Short exercise — Keep only the lines of the listing below that contain the string "localize", matching case exactly, and copy each such line in full.

Excerpted data —
------------------------------------------------

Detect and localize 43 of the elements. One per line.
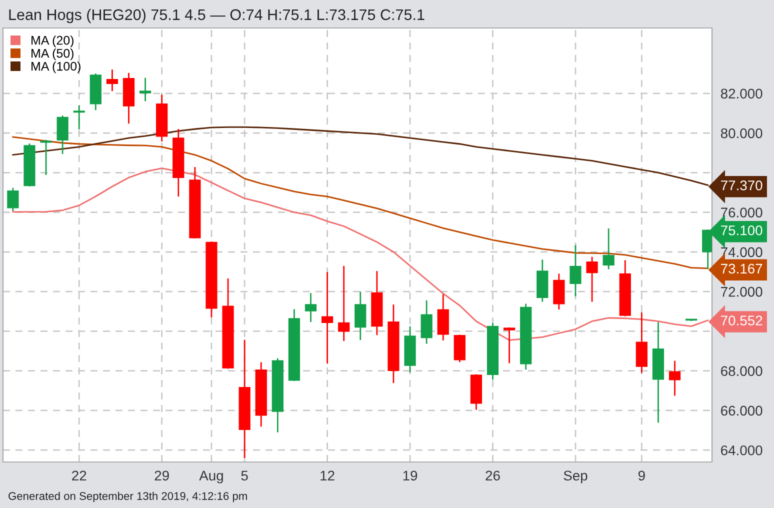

------------------------------------------------

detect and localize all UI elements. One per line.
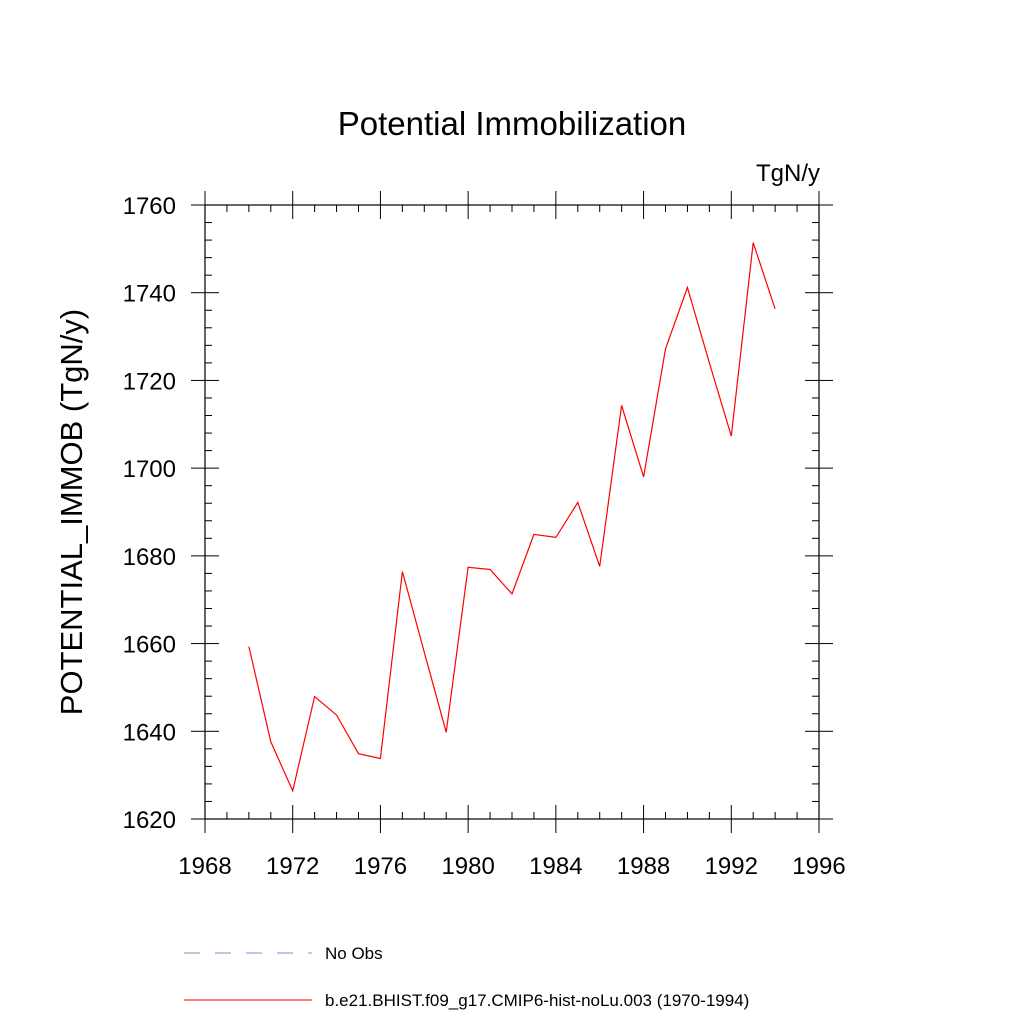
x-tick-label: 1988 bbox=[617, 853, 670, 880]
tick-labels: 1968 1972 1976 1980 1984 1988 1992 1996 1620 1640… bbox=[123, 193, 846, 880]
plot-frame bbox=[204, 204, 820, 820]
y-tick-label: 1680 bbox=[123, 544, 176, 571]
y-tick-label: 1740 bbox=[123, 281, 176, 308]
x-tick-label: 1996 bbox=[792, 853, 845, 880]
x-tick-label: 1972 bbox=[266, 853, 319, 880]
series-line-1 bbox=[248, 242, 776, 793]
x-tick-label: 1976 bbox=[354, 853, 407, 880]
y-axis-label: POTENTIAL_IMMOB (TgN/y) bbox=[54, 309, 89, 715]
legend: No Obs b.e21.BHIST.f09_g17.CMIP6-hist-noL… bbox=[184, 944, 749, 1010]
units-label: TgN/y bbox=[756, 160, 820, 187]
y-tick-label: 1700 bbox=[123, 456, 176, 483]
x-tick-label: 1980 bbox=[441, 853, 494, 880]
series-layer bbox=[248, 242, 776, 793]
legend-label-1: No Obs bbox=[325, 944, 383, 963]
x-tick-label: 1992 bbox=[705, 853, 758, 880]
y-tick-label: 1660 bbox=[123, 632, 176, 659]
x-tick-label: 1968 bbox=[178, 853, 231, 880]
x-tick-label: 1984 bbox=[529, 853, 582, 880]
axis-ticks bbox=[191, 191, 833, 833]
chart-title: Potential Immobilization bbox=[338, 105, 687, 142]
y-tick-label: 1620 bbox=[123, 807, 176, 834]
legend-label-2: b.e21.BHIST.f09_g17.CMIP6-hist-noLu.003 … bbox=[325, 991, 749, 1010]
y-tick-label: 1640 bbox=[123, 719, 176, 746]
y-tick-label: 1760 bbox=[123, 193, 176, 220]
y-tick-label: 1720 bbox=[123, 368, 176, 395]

------------------------------------------------

Completed exercise —
Detect and localize 43 of the elements. One per line.
detect and localize all UI elements. One per line.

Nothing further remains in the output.